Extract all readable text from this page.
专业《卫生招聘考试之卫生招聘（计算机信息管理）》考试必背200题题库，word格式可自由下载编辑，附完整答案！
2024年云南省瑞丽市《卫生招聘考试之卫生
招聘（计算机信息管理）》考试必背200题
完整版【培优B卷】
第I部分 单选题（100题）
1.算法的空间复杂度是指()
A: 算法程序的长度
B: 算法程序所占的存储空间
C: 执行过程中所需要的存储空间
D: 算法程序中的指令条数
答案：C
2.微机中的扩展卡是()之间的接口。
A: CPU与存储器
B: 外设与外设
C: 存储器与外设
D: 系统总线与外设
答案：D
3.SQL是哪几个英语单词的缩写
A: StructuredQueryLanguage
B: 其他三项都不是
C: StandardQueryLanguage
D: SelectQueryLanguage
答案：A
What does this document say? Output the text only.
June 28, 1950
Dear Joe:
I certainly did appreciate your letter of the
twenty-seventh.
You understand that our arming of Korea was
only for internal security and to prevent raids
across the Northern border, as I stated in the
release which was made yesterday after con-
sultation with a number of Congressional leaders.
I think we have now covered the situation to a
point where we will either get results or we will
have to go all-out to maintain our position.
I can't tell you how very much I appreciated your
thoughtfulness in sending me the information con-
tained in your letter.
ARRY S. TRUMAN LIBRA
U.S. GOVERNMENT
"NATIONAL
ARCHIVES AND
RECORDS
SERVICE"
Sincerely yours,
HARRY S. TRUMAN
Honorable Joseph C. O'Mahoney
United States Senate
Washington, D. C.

☆ ☆ ☆ ☆

== THE PROBLEM ==
Find each line in the records holding the string "text" and show it.

== ANSWER FOR THIS EXERCISE ==
Extract all readable text from this page.
What does this document say? Output the text only.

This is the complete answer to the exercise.